::: Data listing :::

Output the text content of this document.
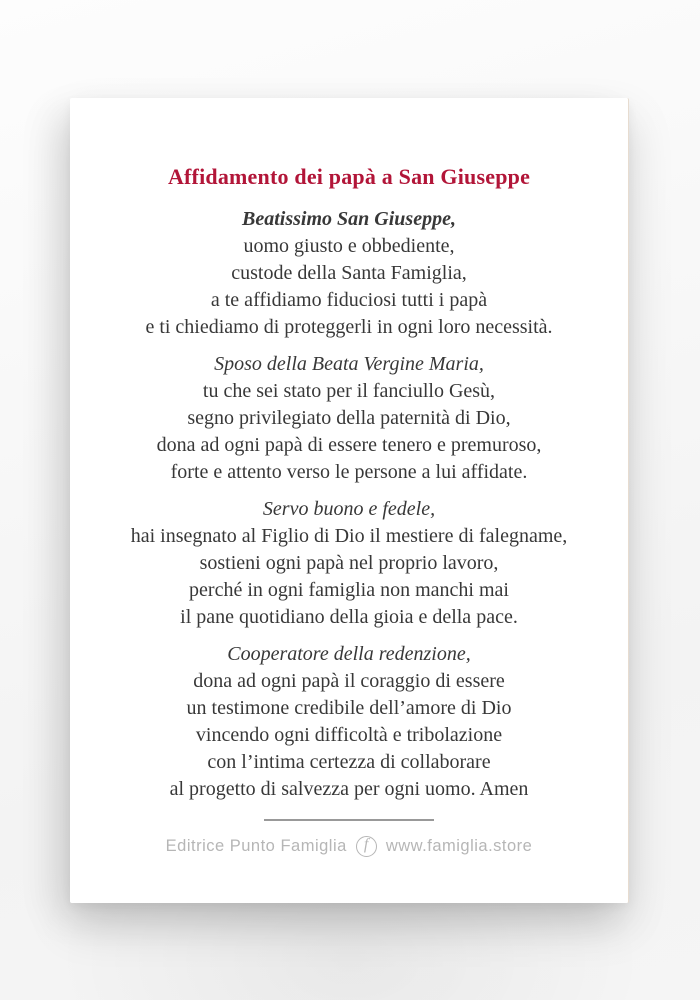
Affidamento dei papà a San Giuseppe

Beatissimo San Giuseppe,
uomo giusto e obbediente,
custode della Santa Famiglia,
a te affidiamo fiduciosi tutti i papà
e ti chiediamo di proteggerli in ogni loro necessità.

Sposo della Beata Vergine Maria,
tu che sei stato per il fanciullo Gesù,
segno privilegiato della paternità di Dio,
dona ad ogni papà di essere tenero e premuroso,
forte e attento verso le persone a lui affidate.

Servo buono e fedele,
hai insegnato al Figlio di Dio il mestiere di falegname,
sostieni ogni papà nel proprio lavoro,
perché in ogni famiglia non manchi mai
il pane quotidiano della gioia e della pace.

Cooperatore della redenzione,
dona ad ogni papà il coraggio di essere
un testimone credibile dell’amore di Dio
vincendo ogni difficoltà e tribolazione
con l’intima certezza di collaborare
al progetto di salvezza per ogni uomo. Amen

Editrice Punto Famiglia	f	www.famiglia.store
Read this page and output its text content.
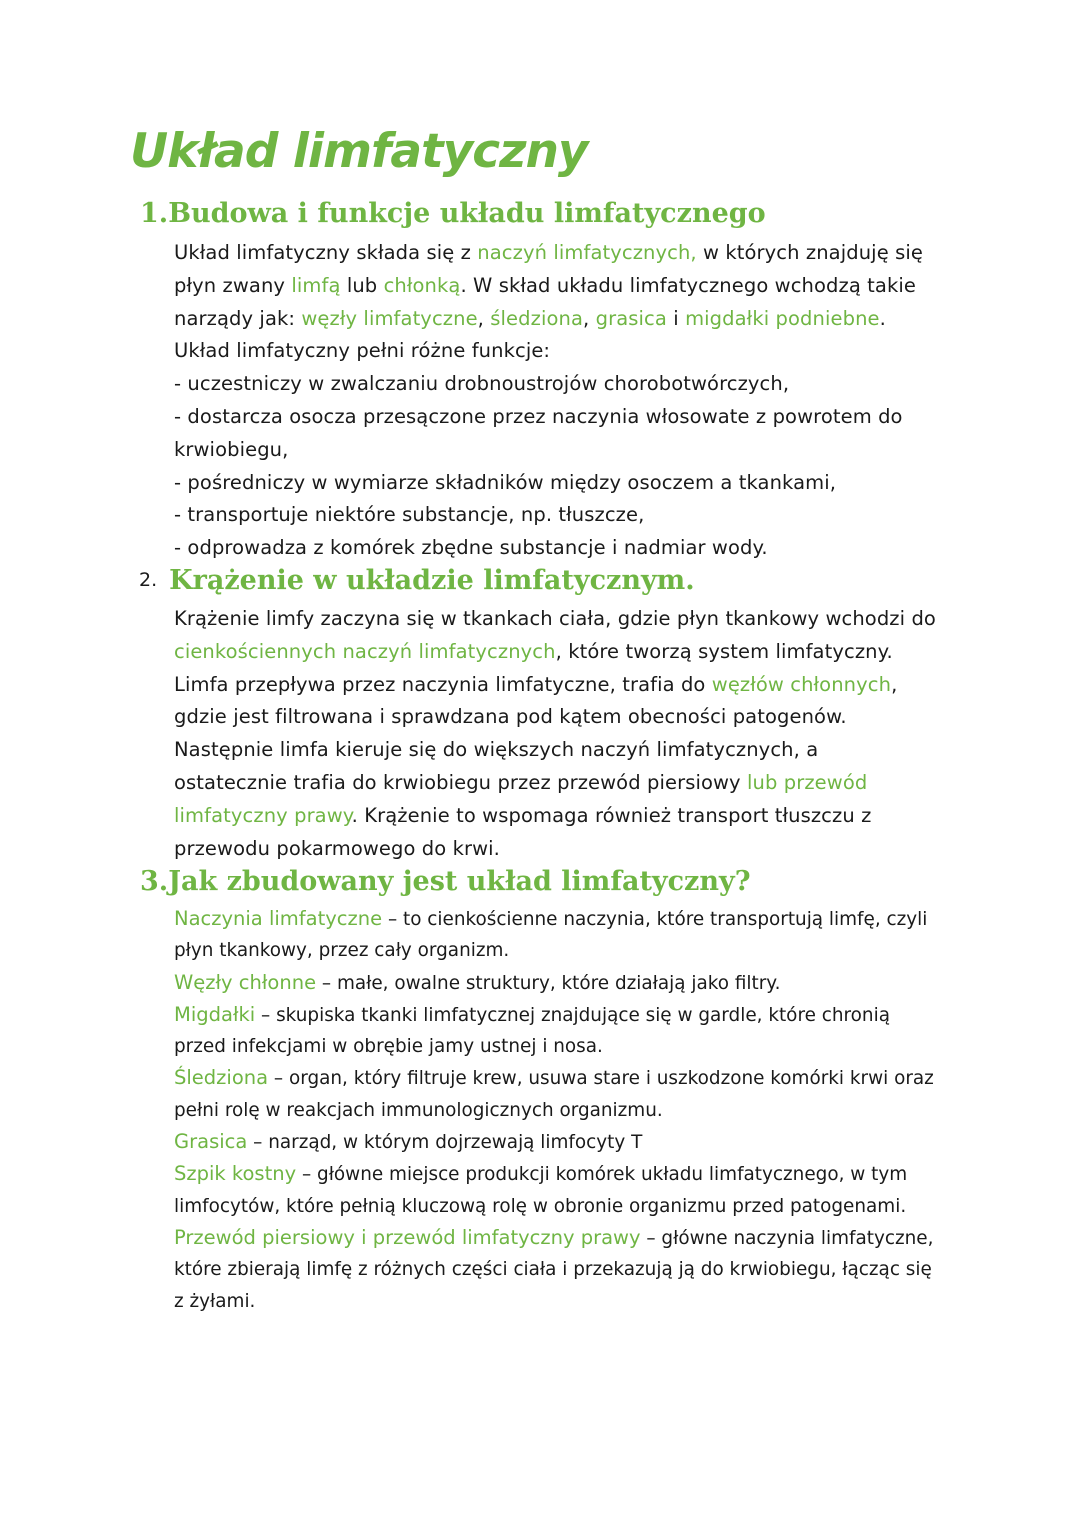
Układ limfatyczny
1.Budowa i funkcje układu limfatycznego
Układ limfatyczny składa się z naczyń limfatycznych, w których znajduję się
płyn zwany limfą lub chłonką. W skład układu limfatycznego wchodzą takie
narządy jak: węzły limfatyczne, śledziona, grasica i migdałki podniebne.
Układ limfatyczny pełni różne funkcje:
- uczestniczy w zwalczaniu drobnoustrojów chorobotwórczych,
- dostarcza osocza przesączone przez naczynia włosowate z powrotem do
krwiobiegu,
- pośredniczy w wymiarze składników między osoczem a tkankami,
- transportuje niektóre substancje, np. tłuszcze,
- odprowadza z komórek zbędne substancje i nadmiar wody.
2. Krążenie w układzie limfatycznym.
Krążenie limfy zaczyna się w tkankach ciała, gdzie płyn tkankowy wchodzi do
cienkościennych naczyń limfatycznych, które tworzą system limfatyczny.
Limfa przepływa przez naczynia limfatyczne, trafia do węzłów chłonnych,
gdzie jest filtrowana i sprawdzana pod kątem obecności patogenów.
Następnie limfa kieruje się do większych naczyń limfatycznych, a
ostatecznie trafia do krwiobiegu przez przewód piersiowy lub przewód
limfatyczny prawy. Krążenie to wspomaga również transport tłuszczu z
przewodu pokarmowego do krwi.
3.Jak zbudowany jest układ limfatyczny?
Naczynia limfatyczne – to cienkościenne naczynia, które transportują limfę, czyli
płyn tkankowy, przez cały organizm.
Węzły chłonne – małe, owalne struktury, które działają jako filtry.
Migdałki – skupiska tkanki limfatycznej znajdujące się w gardle, które chronią
przed infekcjami w obrębie jamy ustnej i nosa.
Śledziona – organ, który filtruje krew, usuwa stare i uszkodzone komórki krwi oraz
pełni rolę w reakcjach immunologicznych organizmu.
Grasica – narząd, w którym dojrzewają limfocyty T
Szpik kostny – główne miejsce produkcji komórek układu limfatycznego, w tym
limfocytów, które pełnią kluczową rolę w obronie organizmu przed patogenami.
Przewód piersiowy i przewód limfatyczny prawy – główne naczynia limfatyczne,
które zbierają limfę z różnych części ciała i przekazują ją do krwiobiegu, łącząc się
z żyłami.
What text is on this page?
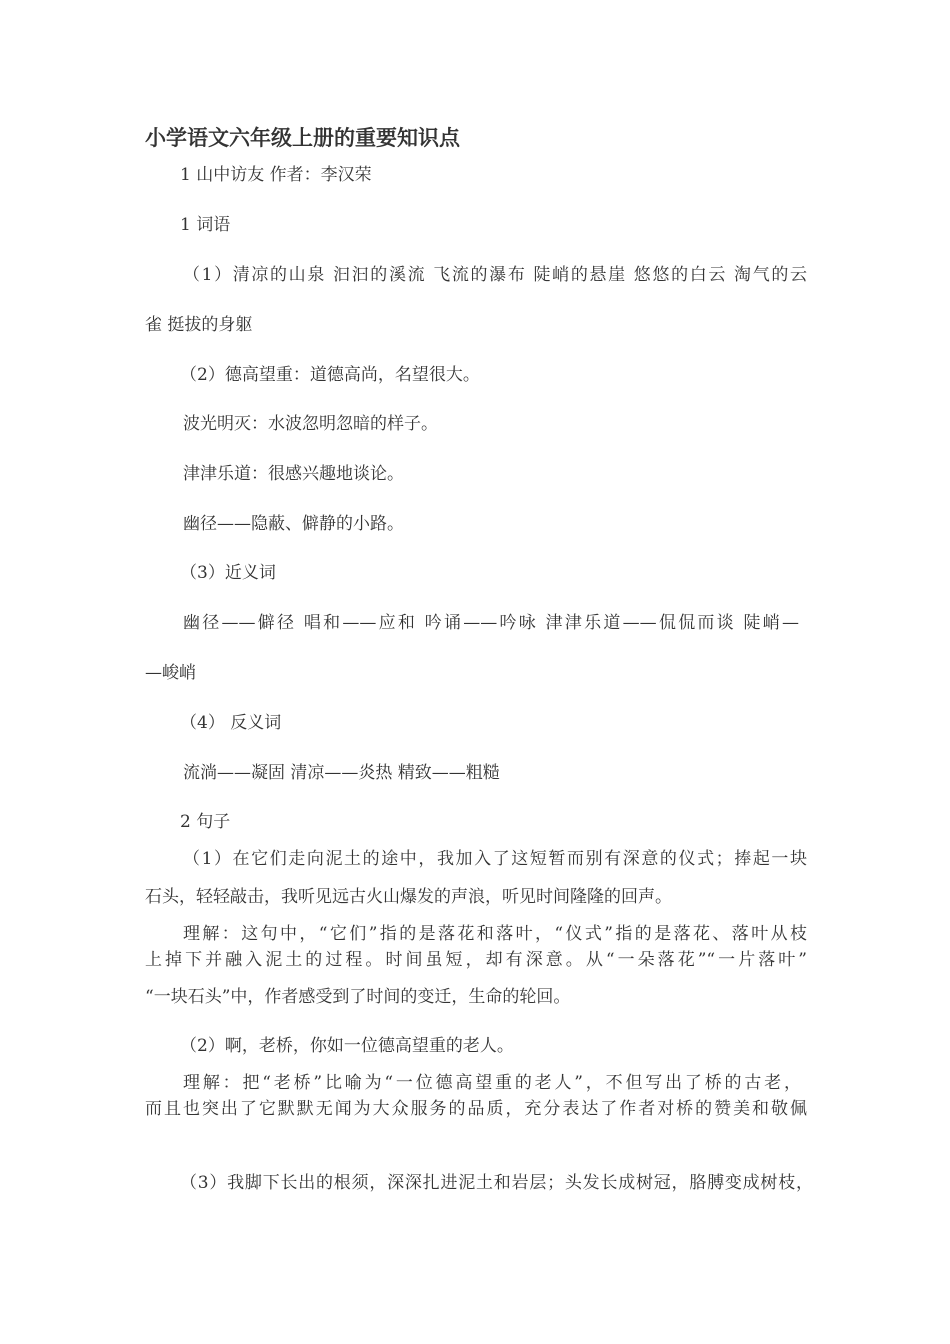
小学语文六年级上册的重要知识点
1 山中访友 作者：李汉荣
1 词语
（1）清凉的山泉 汩汩的溪流 飞流的瀑布 陡峭的悬崖 悠悠的白云 淘气的云
雀 挺拔的身躯
（2）德高望重：道德高尚，名望很大。
波光明灭：水波忽明忽暗的样子。
津津乐道：很感兴趣地谈论。
幽径——隐蔽、僻静的小路。
（3）近义词
幽径——僻径 唱和——应和 吟诵——吟咏 津津乐道——侃侃而谈 陡峭—
—峻峭
（4） 反义词
流淌——凝固 清凉——炎热 精致——粗糙
2 句子
（1）在它们走向泥土的途中，我加入了这短暂而别有深意的仪式；捧起一块
石头，轻轻敲击，我听见远古火山爆发的声浪，听见时间隆隆的回声。
理解：这句中，“它们”指的是落花和落叶，“仪式”指的是落花、落叶从枝
上掉下并融入泥土的过程。时间虽短，却有深意。从“一朵落花”“一片落叶”
“一块石头”中，作者感受到了时间的变迁，生命的轮回。
（2）啊，老桥，你如一位德高望重的老人。
理解：把“老桥”比喻为“一位德高望重的老人”，不但写出了桥的古老，
而且也突出了它默默无闻为大众服务的品质，充分表达了作者对桥的赞美和敬佩
（3）我脚下长出的根须，深深扎进泥土和岩层；头发长成树冠，胳膊变成树枝，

:::

Find how many lines of the entries contain "essere". Respond with the number only.

**Solution to this problem**
2